Records for the exercise:

+ + + +

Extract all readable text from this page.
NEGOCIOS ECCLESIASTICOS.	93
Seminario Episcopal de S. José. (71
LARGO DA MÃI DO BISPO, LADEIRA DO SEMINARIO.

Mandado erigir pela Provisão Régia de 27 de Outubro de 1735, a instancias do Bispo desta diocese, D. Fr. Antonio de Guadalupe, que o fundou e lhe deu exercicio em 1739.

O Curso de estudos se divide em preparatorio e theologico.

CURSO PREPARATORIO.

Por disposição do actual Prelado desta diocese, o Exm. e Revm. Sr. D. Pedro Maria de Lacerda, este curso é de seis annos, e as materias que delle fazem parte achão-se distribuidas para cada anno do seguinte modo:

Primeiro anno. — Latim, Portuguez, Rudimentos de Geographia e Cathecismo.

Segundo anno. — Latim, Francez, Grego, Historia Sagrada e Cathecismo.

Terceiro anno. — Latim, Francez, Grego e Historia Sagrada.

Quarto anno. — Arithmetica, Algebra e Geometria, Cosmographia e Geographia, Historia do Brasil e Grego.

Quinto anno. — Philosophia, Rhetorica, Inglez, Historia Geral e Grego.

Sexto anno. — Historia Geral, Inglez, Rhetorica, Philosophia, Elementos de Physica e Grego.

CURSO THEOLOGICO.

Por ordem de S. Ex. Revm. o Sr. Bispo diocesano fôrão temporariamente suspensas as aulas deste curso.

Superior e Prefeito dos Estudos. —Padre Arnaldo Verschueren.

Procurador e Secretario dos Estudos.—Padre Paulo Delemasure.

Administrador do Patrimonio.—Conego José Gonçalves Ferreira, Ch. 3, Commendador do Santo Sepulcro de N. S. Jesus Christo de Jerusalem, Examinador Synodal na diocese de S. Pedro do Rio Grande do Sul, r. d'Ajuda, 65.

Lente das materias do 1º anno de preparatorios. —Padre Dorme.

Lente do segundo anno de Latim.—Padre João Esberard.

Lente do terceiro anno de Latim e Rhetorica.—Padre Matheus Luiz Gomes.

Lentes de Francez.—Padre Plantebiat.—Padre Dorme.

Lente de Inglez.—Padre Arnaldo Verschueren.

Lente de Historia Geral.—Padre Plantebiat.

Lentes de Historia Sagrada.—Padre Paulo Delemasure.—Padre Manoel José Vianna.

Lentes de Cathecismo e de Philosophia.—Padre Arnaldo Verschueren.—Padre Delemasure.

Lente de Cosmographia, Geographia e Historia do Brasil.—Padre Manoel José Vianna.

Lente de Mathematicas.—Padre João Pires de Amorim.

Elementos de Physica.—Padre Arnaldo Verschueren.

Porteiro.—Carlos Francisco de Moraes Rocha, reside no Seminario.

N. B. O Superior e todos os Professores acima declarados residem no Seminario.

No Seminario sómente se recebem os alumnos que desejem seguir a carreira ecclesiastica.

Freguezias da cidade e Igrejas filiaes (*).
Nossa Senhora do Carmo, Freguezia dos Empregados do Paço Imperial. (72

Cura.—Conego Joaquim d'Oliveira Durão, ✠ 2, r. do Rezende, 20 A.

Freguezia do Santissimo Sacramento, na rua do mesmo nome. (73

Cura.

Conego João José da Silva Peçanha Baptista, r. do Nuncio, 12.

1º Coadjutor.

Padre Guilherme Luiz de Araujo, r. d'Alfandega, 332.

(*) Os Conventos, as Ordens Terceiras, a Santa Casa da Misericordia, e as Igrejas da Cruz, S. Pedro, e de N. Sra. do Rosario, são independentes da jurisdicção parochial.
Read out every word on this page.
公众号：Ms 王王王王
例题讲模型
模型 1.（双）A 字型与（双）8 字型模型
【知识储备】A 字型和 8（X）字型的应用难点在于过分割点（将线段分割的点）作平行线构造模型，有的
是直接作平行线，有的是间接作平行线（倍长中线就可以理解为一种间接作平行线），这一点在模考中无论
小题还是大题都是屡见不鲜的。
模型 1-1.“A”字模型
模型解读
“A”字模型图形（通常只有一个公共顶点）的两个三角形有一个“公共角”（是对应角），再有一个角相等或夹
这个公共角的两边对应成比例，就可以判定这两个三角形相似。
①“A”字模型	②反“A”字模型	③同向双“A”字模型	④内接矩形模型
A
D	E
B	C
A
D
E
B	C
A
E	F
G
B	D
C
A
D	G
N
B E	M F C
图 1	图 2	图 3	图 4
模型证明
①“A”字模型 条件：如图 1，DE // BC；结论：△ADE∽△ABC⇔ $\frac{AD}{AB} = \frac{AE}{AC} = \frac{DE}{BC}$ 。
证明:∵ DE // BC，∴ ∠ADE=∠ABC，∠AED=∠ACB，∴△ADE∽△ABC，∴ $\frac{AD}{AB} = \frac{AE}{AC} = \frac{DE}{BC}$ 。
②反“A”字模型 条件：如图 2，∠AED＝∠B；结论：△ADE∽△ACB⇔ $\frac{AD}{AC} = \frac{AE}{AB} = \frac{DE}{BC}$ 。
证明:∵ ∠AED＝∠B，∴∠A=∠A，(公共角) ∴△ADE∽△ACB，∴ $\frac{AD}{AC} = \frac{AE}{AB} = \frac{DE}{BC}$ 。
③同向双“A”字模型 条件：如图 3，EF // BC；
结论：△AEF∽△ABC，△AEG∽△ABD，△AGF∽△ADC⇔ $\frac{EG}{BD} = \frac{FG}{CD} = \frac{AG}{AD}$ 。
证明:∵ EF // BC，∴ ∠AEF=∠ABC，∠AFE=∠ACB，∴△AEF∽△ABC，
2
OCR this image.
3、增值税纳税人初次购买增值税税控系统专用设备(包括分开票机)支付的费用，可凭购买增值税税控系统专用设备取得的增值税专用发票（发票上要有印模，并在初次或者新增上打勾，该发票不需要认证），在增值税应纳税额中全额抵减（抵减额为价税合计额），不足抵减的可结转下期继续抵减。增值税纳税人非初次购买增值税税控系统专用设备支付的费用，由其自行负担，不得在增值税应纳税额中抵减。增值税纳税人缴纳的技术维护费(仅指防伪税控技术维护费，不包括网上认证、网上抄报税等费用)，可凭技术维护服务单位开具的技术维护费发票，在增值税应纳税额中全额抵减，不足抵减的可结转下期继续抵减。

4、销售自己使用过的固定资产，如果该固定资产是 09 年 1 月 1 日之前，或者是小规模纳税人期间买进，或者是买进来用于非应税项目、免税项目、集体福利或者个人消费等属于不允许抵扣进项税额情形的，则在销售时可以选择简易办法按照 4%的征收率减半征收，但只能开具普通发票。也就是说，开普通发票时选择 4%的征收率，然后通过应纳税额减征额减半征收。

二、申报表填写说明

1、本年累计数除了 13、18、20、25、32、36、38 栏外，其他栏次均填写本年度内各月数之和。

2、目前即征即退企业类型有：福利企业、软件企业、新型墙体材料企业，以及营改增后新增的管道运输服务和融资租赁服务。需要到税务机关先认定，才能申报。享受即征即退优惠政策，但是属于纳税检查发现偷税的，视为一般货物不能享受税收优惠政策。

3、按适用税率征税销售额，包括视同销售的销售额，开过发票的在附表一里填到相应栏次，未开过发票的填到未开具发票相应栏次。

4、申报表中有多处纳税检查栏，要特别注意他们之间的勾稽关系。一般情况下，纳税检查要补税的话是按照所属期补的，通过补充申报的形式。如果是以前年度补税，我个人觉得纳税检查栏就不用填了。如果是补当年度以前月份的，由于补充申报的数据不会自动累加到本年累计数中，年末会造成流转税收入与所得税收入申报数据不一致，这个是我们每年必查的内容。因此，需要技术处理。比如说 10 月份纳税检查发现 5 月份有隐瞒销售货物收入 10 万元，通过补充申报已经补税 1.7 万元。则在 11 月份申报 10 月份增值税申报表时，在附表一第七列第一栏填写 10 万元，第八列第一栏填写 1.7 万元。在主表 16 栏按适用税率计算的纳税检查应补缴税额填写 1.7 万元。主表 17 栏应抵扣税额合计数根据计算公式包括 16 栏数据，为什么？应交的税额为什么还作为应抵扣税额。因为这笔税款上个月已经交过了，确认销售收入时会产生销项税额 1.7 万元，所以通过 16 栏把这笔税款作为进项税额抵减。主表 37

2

+ + + +

Repeat the line containing "OCR this image." and all subsequent lines through the final line of the data, exactly and with no others.

Solved exercise:
OCR this image.
3、增值税纳税人初次购买增值税税控系统专用设备(包括分开票机)支付的费用，可凭购买增值税税控系统专用设备取得的增值税专用发票（发票上要有印模，并在初次或者新增上打勾，该发票不需要认证），在增值税应纳税额中全额抵减（抵减额为价税合计额），不足抵减的可结转下期继续抵减。增值税纳税人非初次购买增值税税控系统专用设备支付的费用，由其自行负担，不得在增值税应纳税额中抵减。增值税纳税人缴纳的技术维护费(仅指防伪税控技术维护费，不包括网上认证、网上抄报税等费用)，可凭技术维护服务单位开具的技术维护费发票，在增值税应纳税额中全额抵减，不足抵减的可结转下期继续抵减。

4、销售自己使用过的固定资产，如果该固定资产是 09 年 1 月 1 日之前，或者是小规模纳税人期间买进，或者是买进来用于非应税项目、免税项目、集体福利或者个人消费等属于不允许抵扣进项税额情形的，则在销售时可以选择简易办法按照 4%的征收率减半征收，但只能开具普通发票。也就是说，开普通发票时选择 4%的征收率，然后通过应纳税额减征额减半征收。

二、申报表填写说明

1、本年累计数除了 13、18、20、25、32、36、38 栏外，其他栏次均填写本年度内各月数之和。

2、目前即征即退企业类型有：福利企业、软件企业、新型墙体材料企业，以及营改增后新增的管道运输服务和融资租赁服务。需要到税务机关先认定，才能申报。享受即征即退优惠政策，但是属于纳税检查发现偷税的，视为一般货物不能享受税收优惠政策。

3、按适用税率征税销售额，包括视同销售的销售额，开过发票的在附表一里填到相应栏次，未开过发票的填到未开具发票相应栏次。

4、申报表中有多处纳税检查栏，要特别注意他们之间的勾稽关系。一般情况下，纳税检查要补税的话是按照所属期补的，通过补充申报的形式。如果是以前年度补税，我个人觉得纳税检查栏就不用填了。如果是补当年度以前月份的，由于补充申报的数据不会自动累加到本年累计数中，年末会造成流转税收入与所得税收入申报数据不一致，这个是我们每年必查的内容。因此，需要技术处理。比如说 10 月份纳税检查发现 5 月份有隐瞒销售货物收入 10 万元，通过补充申报已经补税 1.7 万元。则在 11 月份申报 10 月份增值税申报表时，在附表一第七列第一栏填写 10 万元，第八列第一栏填写 1.7 万元。在主表 16 栏按适用税率计算的纳税检查应补缴税额填写 1.7 万元。主表 17 栏应抵扣税额合计数根据计算公式包括 16 栏数据，为什么？应交的税额为什么还作为应抵扣税额。因为这笔税款上个月已经交过了，确认销售收入时会产生销项税额 1.7 万元，所以通过 16 栏把这笔税款作为进项税额抵减。主表 37

2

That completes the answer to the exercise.